--- DATASET ---

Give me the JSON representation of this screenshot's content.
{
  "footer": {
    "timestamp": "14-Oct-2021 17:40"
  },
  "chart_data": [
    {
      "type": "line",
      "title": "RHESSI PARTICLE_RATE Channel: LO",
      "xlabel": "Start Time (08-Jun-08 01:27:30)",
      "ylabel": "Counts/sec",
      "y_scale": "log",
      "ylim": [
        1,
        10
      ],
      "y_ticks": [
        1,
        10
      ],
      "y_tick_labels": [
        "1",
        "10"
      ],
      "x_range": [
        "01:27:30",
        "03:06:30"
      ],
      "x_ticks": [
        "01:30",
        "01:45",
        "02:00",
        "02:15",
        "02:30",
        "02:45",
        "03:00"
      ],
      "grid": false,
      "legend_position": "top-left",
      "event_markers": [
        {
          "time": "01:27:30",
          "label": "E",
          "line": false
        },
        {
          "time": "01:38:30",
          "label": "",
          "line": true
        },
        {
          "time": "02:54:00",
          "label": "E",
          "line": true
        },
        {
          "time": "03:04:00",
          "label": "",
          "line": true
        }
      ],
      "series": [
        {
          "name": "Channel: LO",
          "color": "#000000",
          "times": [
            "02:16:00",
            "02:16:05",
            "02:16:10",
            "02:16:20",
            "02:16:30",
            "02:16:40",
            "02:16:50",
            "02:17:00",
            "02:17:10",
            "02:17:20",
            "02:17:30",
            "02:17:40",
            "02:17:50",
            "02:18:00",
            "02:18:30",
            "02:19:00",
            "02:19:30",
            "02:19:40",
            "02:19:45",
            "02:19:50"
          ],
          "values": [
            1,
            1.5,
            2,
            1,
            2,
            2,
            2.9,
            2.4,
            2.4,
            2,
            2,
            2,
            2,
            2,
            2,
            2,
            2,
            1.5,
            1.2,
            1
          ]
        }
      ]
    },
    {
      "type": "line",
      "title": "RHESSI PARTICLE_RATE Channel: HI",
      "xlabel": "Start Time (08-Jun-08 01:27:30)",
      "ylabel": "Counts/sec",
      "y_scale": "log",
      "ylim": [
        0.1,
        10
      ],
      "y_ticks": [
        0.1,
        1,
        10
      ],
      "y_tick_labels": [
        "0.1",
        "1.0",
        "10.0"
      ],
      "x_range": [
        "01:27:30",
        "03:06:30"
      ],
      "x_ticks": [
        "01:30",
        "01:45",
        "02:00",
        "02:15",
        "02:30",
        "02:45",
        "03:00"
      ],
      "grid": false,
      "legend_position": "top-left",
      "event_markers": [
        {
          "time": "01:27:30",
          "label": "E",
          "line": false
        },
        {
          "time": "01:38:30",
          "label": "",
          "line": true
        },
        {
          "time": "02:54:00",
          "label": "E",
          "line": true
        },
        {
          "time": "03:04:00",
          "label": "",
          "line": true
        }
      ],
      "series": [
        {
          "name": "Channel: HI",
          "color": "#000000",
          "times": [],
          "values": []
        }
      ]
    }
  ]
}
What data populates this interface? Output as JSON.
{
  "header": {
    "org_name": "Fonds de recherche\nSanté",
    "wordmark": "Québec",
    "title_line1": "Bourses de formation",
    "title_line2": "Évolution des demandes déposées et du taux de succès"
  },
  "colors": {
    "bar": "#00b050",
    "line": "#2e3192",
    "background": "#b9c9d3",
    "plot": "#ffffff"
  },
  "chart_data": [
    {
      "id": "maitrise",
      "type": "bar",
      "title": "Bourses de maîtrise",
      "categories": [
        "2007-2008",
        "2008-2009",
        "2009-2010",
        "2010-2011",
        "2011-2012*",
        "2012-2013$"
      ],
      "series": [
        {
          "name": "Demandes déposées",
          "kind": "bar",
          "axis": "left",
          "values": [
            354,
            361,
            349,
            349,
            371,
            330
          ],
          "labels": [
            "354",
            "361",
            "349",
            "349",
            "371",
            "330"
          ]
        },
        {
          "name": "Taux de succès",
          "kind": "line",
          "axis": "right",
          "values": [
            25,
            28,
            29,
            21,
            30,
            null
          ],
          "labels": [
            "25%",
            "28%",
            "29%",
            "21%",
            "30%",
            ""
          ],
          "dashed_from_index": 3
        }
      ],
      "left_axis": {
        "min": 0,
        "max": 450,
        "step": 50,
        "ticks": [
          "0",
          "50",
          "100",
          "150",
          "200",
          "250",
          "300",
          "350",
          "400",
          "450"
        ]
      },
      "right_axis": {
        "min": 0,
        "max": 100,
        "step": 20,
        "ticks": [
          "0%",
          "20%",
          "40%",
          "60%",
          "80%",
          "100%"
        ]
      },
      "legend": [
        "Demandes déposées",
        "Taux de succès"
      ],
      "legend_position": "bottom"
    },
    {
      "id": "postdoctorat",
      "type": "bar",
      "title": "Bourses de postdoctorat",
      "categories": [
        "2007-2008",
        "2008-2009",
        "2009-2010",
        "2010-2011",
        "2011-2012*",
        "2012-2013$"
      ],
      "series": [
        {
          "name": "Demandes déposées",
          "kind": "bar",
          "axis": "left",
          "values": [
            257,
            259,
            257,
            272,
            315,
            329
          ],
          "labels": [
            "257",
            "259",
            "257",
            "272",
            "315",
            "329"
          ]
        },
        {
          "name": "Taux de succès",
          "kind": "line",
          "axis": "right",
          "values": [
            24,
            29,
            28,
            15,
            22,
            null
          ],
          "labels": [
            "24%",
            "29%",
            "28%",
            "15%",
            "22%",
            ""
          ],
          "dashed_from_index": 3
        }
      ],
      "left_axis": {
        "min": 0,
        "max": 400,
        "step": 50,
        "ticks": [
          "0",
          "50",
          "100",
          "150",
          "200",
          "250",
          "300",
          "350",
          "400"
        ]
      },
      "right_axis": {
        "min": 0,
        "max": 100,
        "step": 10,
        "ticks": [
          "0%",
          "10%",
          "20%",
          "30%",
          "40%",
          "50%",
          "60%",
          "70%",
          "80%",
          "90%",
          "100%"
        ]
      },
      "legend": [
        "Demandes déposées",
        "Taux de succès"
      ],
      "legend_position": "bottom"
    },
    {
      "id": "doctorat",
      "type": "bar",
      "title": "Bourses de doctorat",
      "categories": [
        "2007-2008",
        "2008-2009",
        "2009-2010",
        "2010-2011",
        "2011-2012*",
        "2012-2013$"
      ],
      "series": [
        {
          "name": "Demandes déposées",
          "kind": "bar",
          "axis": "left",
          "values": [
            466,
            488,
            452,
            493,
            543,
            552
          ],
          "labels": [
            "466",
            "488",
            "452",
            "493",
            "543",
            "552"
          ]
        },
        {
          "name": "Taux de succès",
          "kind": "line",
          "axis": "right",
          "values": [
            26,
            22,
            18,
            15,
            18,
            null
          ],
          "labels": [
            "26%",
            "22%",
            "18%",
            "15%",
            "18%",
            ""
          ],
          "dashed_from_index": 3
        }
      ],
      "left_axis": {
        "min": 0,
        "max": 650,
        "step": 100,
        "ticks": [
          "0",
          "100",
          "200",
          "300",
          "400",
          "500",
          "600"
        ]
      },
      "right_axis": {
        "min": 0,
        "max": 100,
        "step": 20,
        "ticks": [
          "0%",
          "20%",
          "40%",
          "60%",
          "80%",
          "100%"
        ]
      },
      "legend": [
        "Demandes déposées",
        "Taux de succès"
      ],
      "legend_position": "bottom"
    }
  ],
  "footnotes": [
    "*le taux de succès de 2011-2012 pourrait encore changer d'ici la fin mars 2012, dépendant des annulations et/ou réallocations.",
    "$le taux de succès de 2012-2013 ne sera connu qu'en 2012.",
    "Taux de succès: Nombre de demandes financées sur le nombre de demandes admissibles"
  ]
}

---

Restate each record exactly as written.

▶ **EXPECTED OUTPUT**:
Give me the JSON representation of this screenshot's content.
{
  "footer": {
    "timestamp": "14-Oct-2021 17:40"
  },
  "chart_data": [
    {
      "type": "line",
      "title": "RHESSI PARTICLE_RATE Channel: LO",
      "xlabel": "Start Time (08-Jun-08 01:27:30)",
      "ylabel": "Counts/sec",
      "y_scale": "log",
      "ylim": [
        1,
        10
      ],
      "y_ticks": [
        1,
        10
      ],
      "y_tick_labels": [
        "1",
        "10"
      ],
      "x_range": [
        "01:27:30",
        "03:06:30"
      ],
      "x_ticks": [
        "01:30",
        "01:45",
        "02:00",
        "02:15",
        "02:30",
        "02:45",
        "03:00"
      ],
      "grid": false,
      "legend_position": "top-left",
      "event_markers": [
        {
          "time": "01:27:30",
          "label": "E",
          "line": false
        },
        {
          "time": "01:38:30",
          "label": "",
          "line": true
        },
        {
          "time": "02:54:00",
          "label": "E",
          "line": true
        },
        {
          "time": "03:04:00",
          "label": "",
          "line": true
        }
      ],
      "series": [
        {
          "name": "Channel: LO",
          "color": "#000000",
          "times": [
            "02:16:00",
            "02:16:05",
            "02:16:10",
            "02:16:20",
            "02:16:30",
            "02:16:40",
            "02:16:50",
            "02:17:00",
            "02:17:10",
            "02:17:20",
            "02:17:30",
            "02:17:40",
            "02:17:50",
            "02:18:00",
            "02:18:30",
            "02:19:00",
            "02:19:30",
            "02:19:40",
            "02:19:45",
            "02:19:50"
          ],
          "values": [
            1,
            1.5,
            2,
            1,
            2,
            2,
            2.9,
            2.4,
            2.4,
            2,
            2,
            2,
            2,
            2,
            2,
            2,
            2,
            1.5,
            1.2,
            1
          ]
        }
      ]
    },
    {
      "type": "line",
      "title": "RHESSI PARTICLE_RATE Channel: HI",
      "xlabel": "Start Time (08-Jun-08 01:27:30)",
      "ylabel": "Counts/sec",
      "y_scale": "log",
      "ylim": [
        0.1,
        10
      ],
      "y_ticks": [
        0.1,
        1,
        10
      ],
      "y_tick_labels": [
        "0.1",
        "1.0",
        "10.0"
      ],
      "x_range": [
        "01:27:30",
        "03:06:30"
      ],
      "x_ticks": [
        "01:30",
        "01:45",
        "02:00",
        "02:15",
        "02:30",
        "02:45",
        "03:00"
      ],
      "grid": false,
      "legend_position": "top-left",
      "event_markers": [
        {
          "time": "01:27:30",
          "label": "E",
          "line": false
        },
        {
          "time": "01:38:30",
          "label": "",
          "line": true
        },
        {
          "time": "02:54:00",
          "label": "E",
          "line": true
        },
        {
          "time": "03:04:00",
          "label": "",
          "line": true
        }
      ],
      "series": [
        {
          "name": "Channel: HI",
          "color": "#000000",
          "times": [],
          "values": []
        }
      ]
    }
  ]
}
What data populates this interface? Output as JSON.
{
  "header": {
    "org_name": "Fonds de recherche\nSanté",
    "wordmark": "Québec",
    "title_line1": "Bourses de formation",
    "title_line2": "Évolution des demandes déposées et du taux de succès"
  },
  "colors": {
    "bar": "#00b050",
    "line": "#2e3192",
    "background": "#b9c9d3",
    "plot": "#ffffff"
  },
  "chart_data": [
    {
      "id": "maitrise",
      "type": "bar",
      "title": "Bourses de maîtrise",
      "categories": [
        "2007-2008",
        "2008-2009",
        "2009-2010",
        "2010-2011",
        "2011-2012*",
        "2012-2013$"
      ],
      "series": [
        {
          "name": "Demandes déposées",
          "kind": "bar",
          "axis": "left",
          "values": [
            354,
            361,
            349,
            349,
            371,
            330
          ],
          "labels": [
            "354",
            "361",
            "349",
            "349",
            "371",
            "330"
          ]
        },
        {
          "name": "Taux de succès",
          "kind": "line",
          "axis": "right",
          "values": [
            25,
            28,
            29,
            21,
            30,
            null
          ],
          "labels": [
            "25%",
            "28%",
            "29%",
            "21%",
            "30%",
            ""
          ],
          "dashed_from_index": 3
        }
      ],
      "left_axis": {
        "min": 0,
        "max": 450,
        "step": 50,
        "ticks": [
          "0",
          "50",
          "100",
          "150",
          "200",
          "250",
          "300",
          "350",
          "400",
          "450"
        ]
      },
      "right_axis": {
        "min": 0,
        "max": 100,
        "step": 20,
        "ticks": [
          "0%",
          "20%",
          "40%",
          "60%",
          "80%",
          "100%"
        ]
      },
      "legend": [
        "Demandes déposées",
        "Taux de succès"
      ],
      "legend_position": "bottom"
    },
    {
      "id": "postdoctorat",
      "type": "bar",
      "title": "Bourses de postdoctorat",
      "categories": [
        "2007-2008",
        "2008-2009",
        "2009-2010",
        "2010-2011",
        "2011-2012*",
        "2012-2013$"
      ],
      "series": [
        {
          "name": "Demandes déposées",
          "kind": "bar",
          "axis": "left",
          "values": [
            257,
            259,
            257,
            272,
            315,
            329
          ],
          "labels": [
            "257",
            "259",
            "257",
            "272",
            "315",
            "329"
          ]
        },
        {
          "name": "Taux de succès",
          "kind": "line",
          "axis": "right",
          "values": [
            24,
            29,
            28,
            15,
            22,
            null
          ],
          "labels": [
            "24%",
            "29%",
            "28%",
            "15%",
            "22%",
            ""
          ],
          "dashed_from_index": 3
        }
      ],
      "left_axis": {
        "min": 0,
        "max": 400,
        "step": 50,
        "ticks": [
          "0",
          "50",
          "100",
          "150",
          "200",
          "250",
          "300",
          "350",
          "400"
        ]
      },
      "right_axis": {
        "min": 0,
        "max": 100,
        "step": 10,
        "ticks": [
          "0%",
          "10%",
          "20%",
          "30%",
          "40%",
          "50%",
          "60%",
          "70%",
          "80%",
          "90%",
          "100%"
        ]
      },
      "legend": [
        "Demandes déposées",
        "Taux de succès"
      ],
      "legend_position": "bottom"
    },
    {
      "id": "doctorat",
      "type": "bar",
      "title": "Bourses de doctorat",
      "categories": [
        "2007-2008",
        "2008-2009",
        "2009-2010",
        "2010-2011",
        "2011-2012*",
        "2012-2013$"
      ],
      "series": [
        {
          "name": "Demandes déposées",
          "kind": "bar",
          "axis": "left",
          "values": [
            466,
            488,
            452,
            493,
            543,
            552
          ],
          "labels": [
            "466",
            "488",
            "452",
            "493",
            "543",
            "552"
          ]
        },
        {
          "name": "Taux de succès",
          "kind": "line",
          "axis": "right",
          "values": [
            26,
            22,
            18,
            15,
            18,
            null
          ],
          "labels": [
            "26%",
            "22%",
            "18%",
            "15%",
            "18%",
            ""
          ],
          "dashed_from_index": 3
        }
      ],
      "left_axis": {
        "min": 0,
        "max": 650,
        "step": 100,
        "ticks": [
          "0",
          "100",
          "200",
          "300",
          "400",
          "500",
          "600"
        ]
      },
      "right_axis": {
        "min": 0,
        "max": 100,
        "step": 20,
        "ticks": [
          "0%",
          "20%",
          "40%",
          "60%",
          "80%",
          "100%"
        ]
      },
      "legend": [
        "Demandes déposées",
        "Taux de succès"
      ],
      "legend_position": "bottom"
    }
  ],
  "footnotes": [
    "*le taux de succès de 2011-2012 pourrait encore changer d'ici la fin mars 2012, dépendant des annulations et/ou réallocations.",
    "$le taux de succès de 2012-2013 ne sera connu qu'en 2012.",
    "Taux de succès: Nombre de demandes financées sur le nombre de demandes admissibles"
  ]
}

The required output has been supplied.